DIRECTIVE: According to the excerpt on the 1866 French expedition, how many Naval Fusiliers landed on Ganghwa Island on 16 October?

EXCERPT:
##############################

The nature that these demands were to take was never fully determined. In Peking, the French consul Bellonet had made outrageous (and as it turned out unofficial) demands that the Korean monarch forfeit his crown and cede sovereignty to France. Such a stance was not in keeping with the more circumspect goals of Rear Admiral Roze, who hoped to force reparations. In any case, the demands of Bellonet were never officially endorsed by the French government of Napoleon III. Bellonet would later be severely reprimanded for his importunate blusterings.

Expedition (11 October–12 November 1866)

On 11 October, Admiral Roze left Chefoo with one frigate (Guerrière), two avisos (Kien–Chan and Déroulède), two gunboats (Le Brethon and Tardif) and two corvettes (Laplace and Primauguet), as well as almost 300 Naval Fusiliers from their post in Yokohama, Japan. The total number of French troops is estimated at 800. On 16 October, a group of 170 Naval Fusiliers landed on Ganghwa island, seized the fortress which controlled the Han river, and occupied the fortified city of Ganghwa itself. On Ganghwa Island, the Naval Fusiliers managed to seize several fortified positions, as well as booty such as flags, cannons, 8,000 muskets, 23 boxes of silver ingots, a few boxes of gold, and various lacquer works, jades, and manuscripts and paintings that comprised the royal library (Oikyujanggak) on the island.

##############################

Spatial layout data:
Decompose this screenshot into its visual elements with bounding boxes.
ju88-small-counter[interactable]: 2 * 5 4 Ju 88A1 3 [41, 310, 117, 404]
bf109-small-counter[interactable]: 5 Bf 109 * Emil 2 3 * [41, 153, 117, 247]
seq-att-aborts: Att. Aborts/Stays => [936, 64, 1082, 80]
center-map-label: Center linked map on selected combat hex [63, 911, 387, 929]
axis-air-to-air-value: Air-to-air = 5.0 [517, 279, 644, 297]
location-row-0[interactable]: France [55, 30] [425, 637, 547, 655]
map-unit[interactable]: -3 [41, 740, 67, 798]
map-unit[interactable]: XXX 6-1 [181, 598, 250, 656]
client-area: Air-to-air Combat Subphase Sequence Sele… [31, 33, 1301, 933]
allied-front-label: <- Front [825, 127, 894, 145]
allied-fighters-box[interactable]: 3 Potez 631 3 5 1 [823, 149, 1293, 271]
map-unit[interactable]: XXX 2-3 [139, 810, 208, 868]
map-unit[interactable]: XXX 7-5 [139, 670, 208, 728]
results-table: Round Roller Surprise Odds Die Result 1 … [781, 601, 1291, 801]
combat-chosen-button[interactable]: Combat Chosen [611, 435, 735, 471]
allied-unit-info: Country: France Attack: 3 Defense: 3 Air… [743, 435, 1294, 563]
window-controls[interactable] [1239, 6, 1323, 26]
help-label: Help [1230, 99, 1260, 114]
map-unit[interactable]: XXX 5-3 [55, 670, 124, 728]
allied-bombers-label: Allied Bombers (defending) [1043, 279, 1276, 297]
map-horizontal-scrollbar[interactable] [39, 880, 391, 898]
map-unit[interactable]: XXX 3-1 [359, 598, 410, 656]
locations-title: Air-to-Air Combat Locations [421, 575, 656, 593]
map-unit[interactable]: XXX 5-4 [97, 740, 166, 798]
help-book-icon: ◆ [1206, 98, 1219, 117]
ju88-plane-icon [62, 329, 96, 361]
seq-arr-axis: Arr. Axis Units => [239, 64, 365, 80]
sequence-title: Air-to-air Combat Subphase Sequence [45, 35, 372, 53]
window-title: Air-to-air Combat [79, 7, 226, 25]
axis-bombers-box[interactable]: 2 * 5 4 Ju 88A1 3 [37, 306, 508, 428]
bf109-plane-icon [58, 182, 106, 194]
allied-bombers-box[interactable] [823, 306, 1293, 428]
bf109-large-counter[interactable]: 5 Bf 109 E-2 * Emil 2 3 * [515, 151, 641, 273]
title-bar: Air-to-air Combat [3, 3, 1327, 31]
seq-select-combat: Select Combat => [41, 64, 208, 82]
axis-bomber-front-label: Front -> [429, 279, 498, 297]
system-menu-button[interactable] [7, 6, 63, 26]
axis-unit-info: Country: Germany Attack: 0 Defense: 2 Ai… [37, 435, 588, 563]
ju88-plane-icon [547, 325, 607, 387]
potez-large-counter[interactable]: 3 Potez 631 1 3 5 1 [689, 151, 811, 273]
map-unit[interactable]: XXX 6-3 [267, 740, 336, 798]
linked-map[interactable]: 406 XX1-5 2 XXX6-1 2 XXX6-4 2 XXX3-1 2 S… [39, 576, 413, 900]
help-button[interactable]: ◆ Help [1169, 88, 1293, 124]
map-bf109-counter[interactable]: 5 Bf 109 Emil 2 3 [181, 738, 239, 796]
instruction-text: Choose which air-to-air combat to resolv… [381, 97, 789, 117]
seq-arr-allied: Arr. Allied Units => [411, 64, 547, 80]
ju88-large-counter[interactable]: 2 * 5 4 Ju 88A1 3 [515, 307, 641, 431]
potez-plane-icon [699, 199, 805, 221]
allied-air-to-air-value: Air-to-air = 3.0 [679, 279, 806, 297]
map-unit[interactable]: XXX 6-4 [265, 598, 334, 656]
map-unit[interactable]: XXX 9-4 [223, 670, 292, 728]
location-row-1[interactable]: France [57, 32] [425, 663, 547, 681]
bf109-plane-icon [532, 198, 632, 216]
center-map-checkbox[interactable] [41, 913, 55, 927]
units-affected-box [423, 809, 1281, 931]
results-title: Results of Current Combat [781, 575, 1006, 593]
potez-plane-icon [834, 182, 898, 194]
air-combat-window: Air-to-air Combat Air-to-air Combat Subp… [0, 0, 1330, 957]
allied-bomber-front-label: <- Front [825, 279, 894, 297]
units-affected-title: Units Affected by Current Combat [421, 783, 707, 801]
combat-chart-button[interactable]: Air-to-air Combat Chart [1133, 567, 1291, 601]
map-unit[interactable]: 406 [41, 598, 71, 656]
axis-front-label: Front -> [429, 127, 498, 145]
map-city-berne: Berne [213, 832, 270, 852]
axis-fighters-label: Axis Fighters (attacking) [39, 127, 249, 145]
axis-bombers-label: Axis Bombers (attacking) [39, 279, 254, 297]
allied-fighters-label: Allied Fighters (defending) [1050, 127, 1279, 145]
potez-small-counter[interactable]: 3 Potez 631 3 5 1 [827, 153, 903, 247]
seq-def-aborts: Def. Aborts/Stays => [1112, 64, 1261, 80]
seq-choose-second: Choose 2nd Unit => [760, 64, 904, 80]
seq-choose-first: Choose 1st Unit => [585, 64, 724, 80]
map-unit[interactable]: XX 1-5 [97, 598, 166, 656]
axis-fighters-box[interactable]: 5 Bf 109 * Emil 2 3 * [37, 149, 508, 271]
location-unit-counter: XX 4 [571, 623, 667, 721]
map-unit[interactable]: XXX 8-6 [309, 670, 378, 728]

##############################

SOLUTION TO THE PROBLEM: 170 Naval Fusiliers